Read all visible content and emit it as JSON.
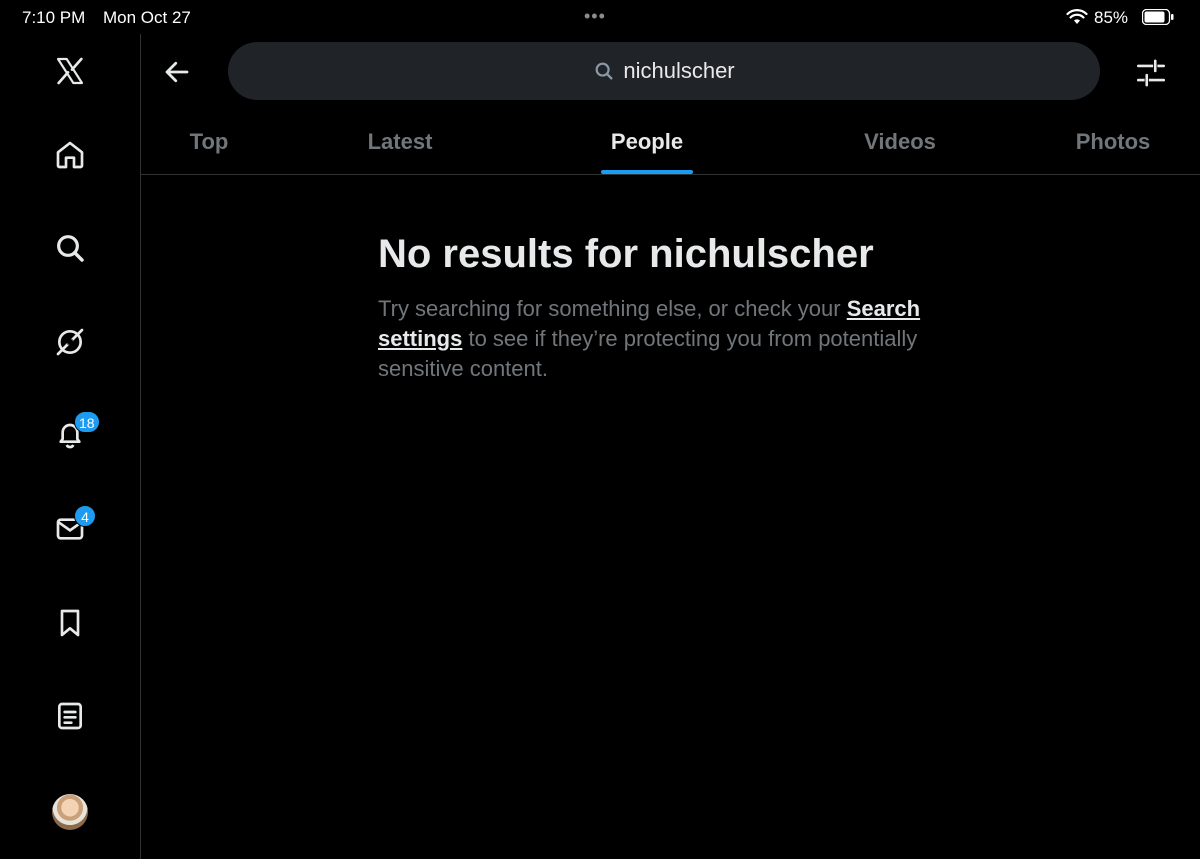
{
  "status_bar": {
    "time": "7:10 PM",
    "date": "Mon Oct 27",
    "battery": "85%",
    "dots": "•••"
  },
  "sidebar": {
    "items": [
      {
        "icon": "x-logo-icon"
      },
      {
        "icon": "home-icon"
      },
      {
        "icon": "search-icon"
      },
      {
        "icon": "grok-icon"
      },
      {
        "icon": "bell-icon",
        "badge": "18"
      },
      {
        "icon": "mail-icon",
        "badge": "4"
      },
      {
        "icon": "bookmark-icon"
      },
      {
        "icon": "lists-icon"
      }
    ]
  },
  "search": {
    "value": "nichulscher"
  },
  "tabs": [
    {
      "label": "Top"
    },
    {
      "label": "Latest"
    },
    {
      "label": "People",
      "active": true
    },
    {
      "label": "Videos"
    },
    {
      "label": "Photos"
    }
  ],
  "empty_state": {
    "title": "No results for nichulscher",
    "text_before": "Try searching for something else, or check your ",
    "link": "Search settings",
    "text_after": " to see if they’re protecting you from potentially sensitive content."
  },
  "colors": {
    "accent": "#1d9bf0",
    "muted": "#71767b",
    "text": "#e7e9ea"
  }
}
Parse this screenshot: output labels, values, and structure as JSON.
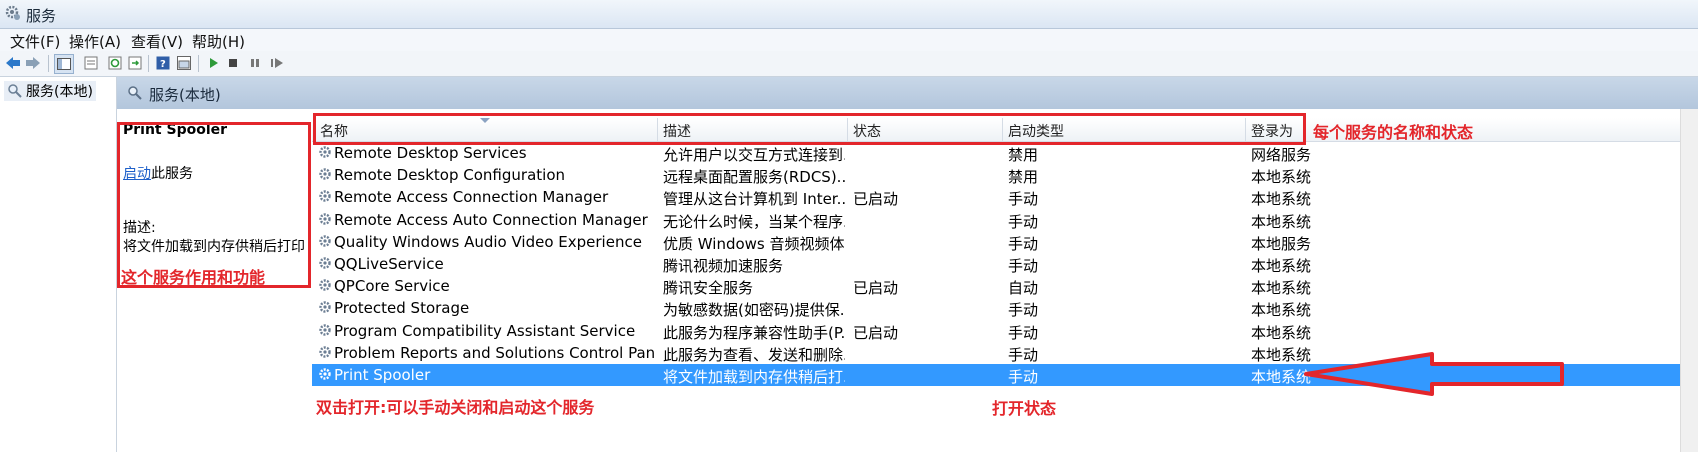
{
  "window": {
    "title": "服务"
  },
  "menu": [
    "文件(F)",
    "操作(A)",
    "查看(V)",
    "帮助(H)"
  ],
  "toolbar": {
    "icons": [
      "back-icon",
      "forward-icon",
      "show-hide-tree-icon",
      "properties-icon",
      "refresh-icon",
      "export-list-icon",
      "help-icon",
      "view-icon",
      "start-icon",
      "stop-icon",
      "pause-icon",
      "resume-icon"
    ]
  },
  "tree": {
    "root_label": "服务(本地)"
  },
  "pane": {
    "title": "服务(本地)"
  },
  "detail": {
    "service_name": "Print Spooler",
    "start_link": "启动",
    "start_suffix": "此服务",
    "description_label": "描述:",
    "description_text": "将文件加载到内存供稍后打印"
  },
  "columns": [
    "名称",
    "描述",
    "状态",
    "启动类型",
    "登录为"
  ],
  "rows": [
    {
      "name": "Remote Desktop Services",
      "desc": "允许用户以交互方式连接到...",
      "status": "",
      "startup": "禁用",
      "logon": "网络服务"
    },
    {
      "name": "Remote Desktop Configuration",
      "desc": "远程桌面配置服务(RDCS)...",
      "status": "",
      "startup": "禁用",
      "logon": "本地系统"
    },
    {
      "name": "Remote Access Connection Manager",
      "desc": "管理从这台计算机到 Inter...",
      "status": "已启动",
      "startup": "手动",
      "logon": "本地系统"
    },
    {
      "name": "Remote Access Auto Connection Manager",
      "desc": "无论什么时候，当某个程序...",
      "status": "",
      "startup": "手动",
      "logon": "本地系统"
    },
    {
      "name": "Quality Windows Audio Video Experience",
      "desc": "优质 Windows 音频视频体...",
      "status": "",
      "startup": "手动",
      "logon": "本地服务"
    },
    {
      "name": "QQLiveService",
      "desc": "腾讯视频加速服务",
      "status": "",
      "startup": "手动",
      "logon": "本地系统"
    },
    {
      "name": "QPCore Service",
      "desc": "腾讯安全服务",
      "status": "已启动",
      "startup": "自动",
      "logon": "本地系统"
    },
    {
      "name": "Protected Storage",
      "desc": "为敏感数据(如密码)提供保...",
      "status": "",
      "startup": "手动",
      "logon": "本地系统"
    },
    {
      "name": "Program Compatibility Assistant Service",
      "desc": "此服务为程序兼容性助手(P...",
      "status": "已启动",
      "startup": "手动",
      "logon": "本地系统"
    },
    {
      "name": "Problem Reports and Solutions Control Panel ...",
      "desc": "此服务为查看、发送和删除...",
      "status": "",
      "startup": "手动",
      "logon": "本地系统"
    },
    {
      "name": "Print Spooler",
      "desc": "将文件加载到内存供稍后打...",
      "status": "",
      "startup": "手动",
      "logon": "本地系统",
      "selected": true
    }
  ],
  "annotations": {
    "header_note": "每个服务的名称和状态",
    "detail_note": "这个服务作用和功能",
    "dblclick_note": "双击打开:可以手动关闭和启动这个服务",
    "open_state_note": "打开状态"
  },
  "colors": {
    "annotation": "#e3262b",
    "selection": "#3399ff",
    "arrow_fill": "#3399ff"
  }
}
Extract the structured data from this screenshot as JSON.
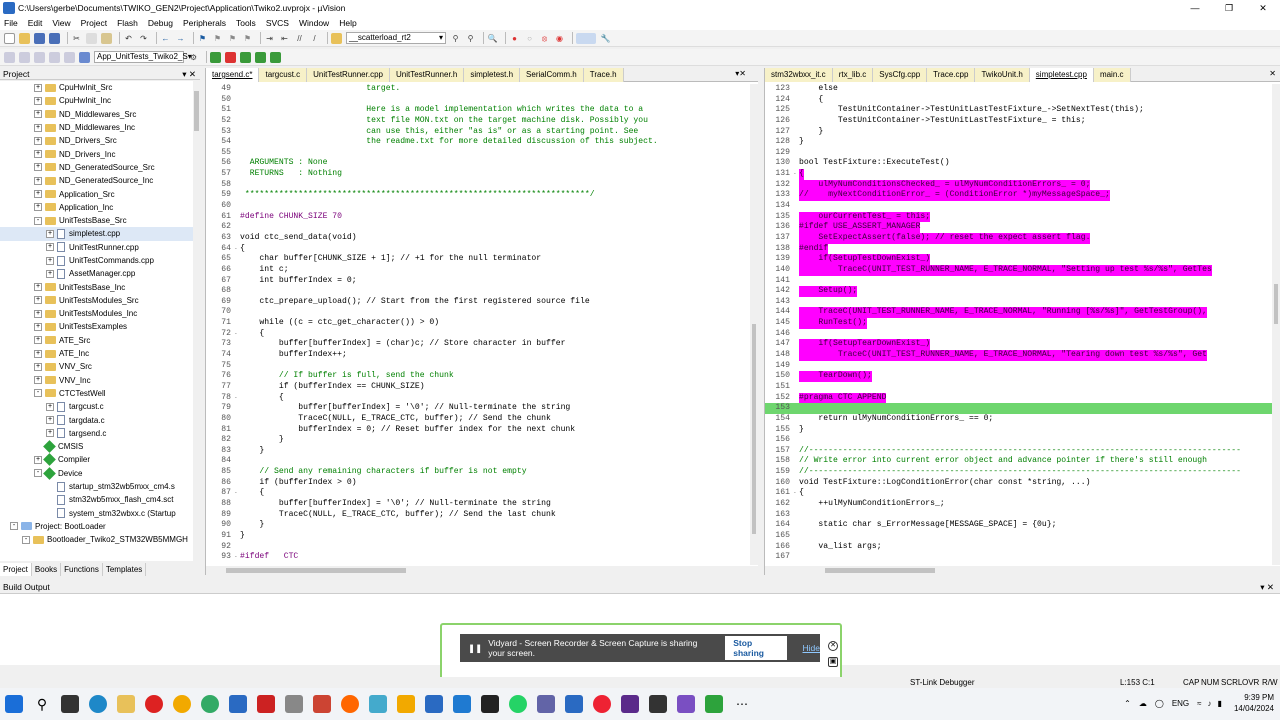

____________

| WHAT THE EXERCISE ASKS |
Retype the entries word for word. Omit any images.

| SOLUTION TO THIS PROBLEM |
Read all visible content and emit it as JSON.
{
  "status_bar": {
    "time": "7:10 PM",
    "date": "Mon Oct 27",
    "battery": "85%",
    "dots": "•••"
  },
  "sidebar": {
    "items": [
      {
        "icon": "x-logo-icon"
      },
      {
        "icon": "home-icon"
      },
      {
        "icon": "search-icon"
      },
      {
        "icon": "grok-icon"
      },
      {
        "icon": "bell-icon",
        "badge": "18"
      },
      {
        "icon": "mail-icon",
        "badge": "4"
      },
      {
        "icon": "bookmark-icon"
      },
      {
        "icon": "lists-icon"
      }
    ]
  },
  "search": {
    "value": "nichulscher"
  },
  "tabs": [
    {
      "label": "Top"
    },
    {
      "label": "Latest"
    },
    {
      "label": "People",
      "active": true
    },
    {
      "label": "Videos"
    },
    {
      "label": "Photos"
    }
  ],
  "empty_state": {
    "title": "No results for nichulscher",
    "text_before": "Try searching for something else, or check your ",
    "link": "Search settings",
    "text_after": " to see if they’re protecting you from potentially sensitive content."
  },
  "colors": {
    "accent": "#1d9bf0",
    "muted": "#71767b",
    "text": "#e7e9ea"
  }
}
Parse this screenshot: output labels, values, and structure as JSON.
{
  "window": {
    "title": "服务"
  },
  "menu": [
    "文件(F)",
    "操作(A)",
    "查看(V)",
    "帮助(H)"
  ],
  "toolbar": {
    "icons": [
      "back-icon",
      "forward-icon",
      "show-hide-tree-icon",
      "properties-icon",
      "refresh-icon",
      "export-list-icon",
      "help-icon",
      "view-icon",
      "start-icon",
      "stop-icon",
      "pause-icon",
      "resume-icon"
    ]
  },
  "tree": {
    "root_label": "服务(本地)"
  },
  "pane": {
    "title": "服务(本地)"
  },
  "detail": {
    "service_name": "Print Spooler",
    "start_link": "启动",
    "start_suffix": "此服务",
    "description_label": "描述:",
    "description_text": "将文件加载到内存供稍后打印"
  },
  "columns": [
    "名称",
    "描述",
    "状态",
    "启动类型",
    "登录为"
  ],
  "rows": [
    {
      "name": "Remote Desktop Services",
      "desc": "允许用户以交互方式连接到...",
      "status": "",
      "startup": "禁用",
      "logon": "网络服务"
    },
    {
      "name": "Remote Desktop Configuration",
      "desc": "远程桌面配置服务(RDCS)...",
      "status": "",
      "startup": "禁用",
      "logon": "本地系统"
    },
    {
      "name": "Remote Access Connection Manager",
      "desc": "管理从这台计算机到 Inter...",
      "status": "已启动",
      "startup": "手动",
      "logon": "本地系统"
    },
    {
      "name": "Remote Access Auto Connection Manager",
      "desc": "无论什么时候，当某个程序...",
      "status": "",
      "startup": "手动",
      "logon": "本地系统"
    },
    {
      "name": "Quality Windows Audio Video Experience",
      "desc": "优质 Windows 音频视频体...",
      "status": "",
      "startup": "手动",
      "logon": "本地服务"
    },
    {
      "name": "QQLiveService",
      "desc": "腾讯视频加速服务",
      "status": "",
      "startup": "手动",
      "logon": "本地系统"
    },
    {
      "name": "QPCore Service",
      "desc": "腾讯安全服务",
      "status": "已启动",
      "startup": "自动",
      "logon": "本地系统"
    },
    {
      "name": "Protected Storage",
      "desc": "为敏感数据(如密码)提供保...",
      "status": "",
      "startup": "手动",
      "logon": "本地系统"
    },
    {
      "name": "Program Compatibility Assistant Service",
      "desc": "此服务为程序兼容性助手(P...",
      "status": "已启动",
      "startup": "手动",
      "logon": "本地系统"
    },
    {
      "name": "Problem Reports and Solutions Control Panel ...",
      "desc": "此服务为查看、发送和删除...",
      "status": "",
      "startup": "手动",
      "logon": "本地系统"
    },
    {
      "name": "Print Spooler",
      "desc": "将文件加载到内存供稍后打...",
      "status": "",
      "startup": "手动",
      "logon": "本地系统",
      "selected": true
    }
  ],
  "annotations": {
    "header_note": "每个服务的名称和状态",
    "detail_note": "这个服务作用和功能",
    "dblclick_note": "双击打开:可以手动关闭和启动这个服务",
    "open_state_note": "打开状态"
  },
  "colors": {
    "annotation": "#e3262b",
    "selection": "#3399ff",
    "arrow_fill": "#3399ff"
  }
}
Extract the structured data from this screenshot as JSON.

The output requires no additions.